#### STORED DATA

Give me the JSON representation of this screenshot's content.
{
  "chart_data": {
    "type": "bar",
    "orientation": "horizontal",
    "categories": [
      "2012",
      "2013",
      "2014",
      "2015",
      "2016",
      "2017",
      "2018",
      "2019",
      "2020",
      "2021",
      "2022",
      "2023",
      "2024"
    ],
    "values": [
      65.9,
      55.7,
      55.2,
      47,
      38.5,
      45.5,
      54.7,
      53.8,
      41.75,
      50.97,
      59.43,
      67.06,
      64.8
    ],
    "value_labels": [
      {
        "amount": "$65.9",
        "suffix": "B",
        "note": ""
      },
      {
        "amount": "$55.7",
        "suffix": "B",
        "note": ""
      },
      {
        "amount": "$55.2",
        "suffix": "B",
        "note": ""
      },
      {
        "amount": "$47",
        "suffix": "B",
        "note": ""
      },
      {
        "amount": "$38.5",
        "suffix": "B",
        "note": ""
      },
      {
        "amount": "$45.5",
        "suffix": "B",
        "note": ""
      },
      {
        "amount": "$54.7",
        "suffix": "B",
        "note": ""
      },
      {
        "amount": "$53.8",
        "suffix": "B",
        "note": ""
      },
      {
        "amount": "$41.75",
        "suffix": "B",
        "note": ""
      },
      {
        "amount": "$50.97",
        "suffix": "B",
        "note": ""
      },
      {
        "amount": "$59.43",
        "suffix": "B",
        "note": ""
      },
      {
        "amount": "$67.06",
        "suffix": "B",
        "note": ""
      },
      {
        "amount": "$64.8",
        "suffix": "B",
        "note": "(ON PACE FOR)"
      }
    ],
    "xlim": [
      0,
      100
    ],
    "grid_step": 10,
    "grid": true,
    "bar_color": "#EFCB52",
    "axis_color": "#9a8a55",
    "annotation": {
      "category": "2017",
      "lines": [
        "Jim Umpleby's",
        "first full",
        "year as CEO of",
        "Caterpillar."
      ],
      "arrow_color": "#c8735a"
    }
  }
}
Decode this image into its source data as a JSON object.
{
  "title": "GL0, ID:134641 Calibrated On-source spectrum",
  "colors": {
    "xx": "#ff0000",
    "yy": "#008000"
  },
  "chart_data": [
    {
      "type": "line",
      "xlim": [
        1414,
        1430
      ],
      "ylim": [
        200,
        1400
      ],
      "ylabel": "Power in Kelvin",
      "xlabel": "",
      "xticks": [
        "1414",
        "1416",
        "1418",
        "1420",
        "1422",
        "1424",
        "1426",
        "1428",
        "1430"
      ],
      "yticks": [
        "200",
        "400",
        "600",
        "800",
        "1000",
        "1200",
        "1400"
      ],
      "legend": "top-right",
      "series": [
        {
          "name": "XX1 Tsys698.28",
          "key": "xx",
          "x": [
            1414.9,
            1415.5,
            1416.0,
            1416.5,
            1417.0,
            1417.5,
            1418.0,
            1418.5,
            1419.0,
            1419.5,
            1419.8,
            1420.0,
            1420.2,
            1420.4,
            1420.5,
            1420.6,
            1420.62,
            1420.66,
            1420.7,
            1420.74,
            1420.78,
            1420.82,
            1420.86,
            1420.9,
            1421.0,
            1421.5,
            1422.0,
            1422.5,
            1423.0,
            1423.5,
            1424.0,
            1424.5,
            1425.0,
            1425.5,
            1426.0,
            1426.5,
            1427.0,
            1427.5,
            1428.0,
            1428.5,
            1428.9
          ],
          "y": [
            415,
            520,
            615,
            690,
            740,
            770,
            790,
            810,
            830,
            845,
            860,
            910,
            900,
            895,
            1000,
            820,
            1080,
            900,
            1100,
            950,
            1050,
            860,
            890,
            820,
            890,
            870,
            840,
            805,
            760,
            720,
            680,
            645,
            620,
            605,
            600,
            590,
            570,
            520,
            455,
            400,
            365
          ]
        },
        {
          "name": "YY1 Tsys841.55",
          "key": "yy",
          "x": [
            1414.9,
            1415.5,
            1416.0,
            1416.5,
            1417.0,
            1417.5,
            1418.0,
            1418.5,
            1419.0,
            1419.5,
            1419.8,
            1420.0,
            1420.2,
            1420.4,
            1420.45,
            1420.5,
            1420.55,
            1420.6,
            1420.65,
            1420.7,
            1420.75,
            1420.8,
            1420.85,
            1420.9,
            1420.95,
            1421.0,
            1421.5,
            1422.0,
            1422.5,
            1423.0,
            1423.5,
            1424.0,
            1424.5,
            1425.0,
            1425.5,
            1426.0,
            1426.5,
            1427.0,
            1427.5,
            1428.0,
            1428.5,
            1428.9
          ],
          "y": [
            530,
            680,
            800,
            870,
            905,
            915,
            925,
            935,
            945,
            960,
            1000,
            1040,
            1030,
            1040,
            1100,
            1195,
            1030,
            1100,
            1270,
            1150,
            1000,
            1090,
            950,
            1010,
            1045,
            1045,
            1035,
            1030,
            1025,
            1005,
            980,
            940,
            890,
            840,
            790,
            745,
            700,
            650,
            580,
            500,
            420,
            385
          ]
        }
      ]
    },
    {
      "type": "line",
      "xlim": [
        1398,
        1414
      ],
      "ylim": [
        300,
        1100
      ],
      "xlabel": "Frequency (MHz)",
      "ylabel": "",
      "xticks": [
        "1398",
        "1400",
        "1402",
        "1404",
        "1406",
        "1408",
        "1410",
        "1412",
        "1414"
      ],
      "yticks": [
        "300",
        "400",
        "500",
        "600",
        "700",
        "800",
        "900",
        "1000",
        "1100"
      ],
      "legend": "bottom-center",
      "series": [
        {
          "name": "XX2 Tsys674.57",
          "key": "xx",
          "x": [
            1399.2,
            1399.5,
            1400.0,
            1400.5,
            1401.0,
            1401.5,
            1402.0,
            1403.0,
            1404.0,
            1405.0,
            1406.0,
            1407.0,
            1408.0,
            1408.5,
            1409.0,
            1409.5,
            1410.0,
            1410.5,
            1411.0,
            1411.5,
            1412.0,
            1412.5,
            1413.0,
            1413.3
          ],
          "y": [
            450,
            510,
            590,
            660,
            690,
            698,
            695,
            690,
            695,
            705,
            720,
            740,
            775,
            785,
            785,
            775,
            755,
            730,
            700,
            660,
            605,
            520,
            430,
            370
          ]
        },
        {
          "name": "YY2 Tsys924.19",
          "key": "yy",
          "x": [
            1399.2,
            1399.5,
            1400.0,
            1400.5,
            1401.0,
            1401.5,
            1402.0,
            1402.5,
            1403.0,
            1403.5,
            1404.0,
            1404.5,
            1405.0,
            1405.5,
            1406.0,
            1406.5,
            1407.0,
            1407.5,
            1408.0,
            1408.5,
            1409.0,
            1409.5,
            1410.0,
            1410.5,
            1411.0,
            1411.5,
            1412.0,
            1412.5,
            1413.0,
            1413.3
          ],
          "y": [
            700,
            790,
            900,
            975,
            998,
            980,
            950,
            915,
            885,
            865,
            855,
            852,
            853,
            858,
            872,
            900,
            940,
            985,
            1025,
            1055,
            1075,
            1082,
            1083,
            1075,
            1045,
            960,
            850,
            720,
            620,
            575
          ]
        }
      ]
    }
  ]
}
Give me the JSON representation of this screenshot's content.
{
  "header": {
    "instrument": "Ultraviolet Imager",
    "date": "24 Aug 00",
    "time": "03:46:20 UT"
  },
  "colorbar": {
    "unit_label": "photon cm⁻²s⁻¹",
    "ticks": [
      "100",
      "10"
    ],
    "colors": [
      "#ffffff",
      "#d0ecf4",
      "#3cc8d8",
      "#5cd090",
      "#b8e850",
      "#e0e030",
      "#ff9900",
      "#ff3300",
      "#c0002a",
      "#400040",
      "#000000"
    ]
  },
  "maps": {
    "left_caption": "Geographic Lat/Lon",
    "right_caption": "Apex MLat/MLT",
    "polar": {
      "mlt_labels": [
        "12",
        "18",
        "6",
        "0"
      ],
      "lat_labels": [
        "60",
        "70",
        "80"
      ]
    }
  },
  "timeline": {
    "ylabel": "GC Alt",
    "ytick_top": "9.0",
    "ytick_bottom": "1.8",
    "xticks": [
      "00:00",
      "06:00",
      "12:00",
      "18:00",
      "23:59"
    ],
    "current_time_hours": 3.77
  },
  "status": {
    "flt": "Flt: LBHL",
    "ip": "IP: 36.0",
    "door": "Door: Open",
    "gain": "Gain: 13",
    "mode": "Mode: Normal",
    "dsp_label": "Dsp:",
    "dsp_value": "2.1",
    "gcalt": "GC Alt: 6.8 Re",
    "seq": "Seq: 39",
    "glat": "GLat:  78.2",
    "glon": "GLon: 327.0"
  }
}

#### PROBLEM TO WORK ON
Locate and copy each line in the data above that includes the word "source".

#### TASK RESPONSE
Decode this image into its source data as a JSON object.
  "title": "GL0, ID:134641 Calibrated On-source spectrum",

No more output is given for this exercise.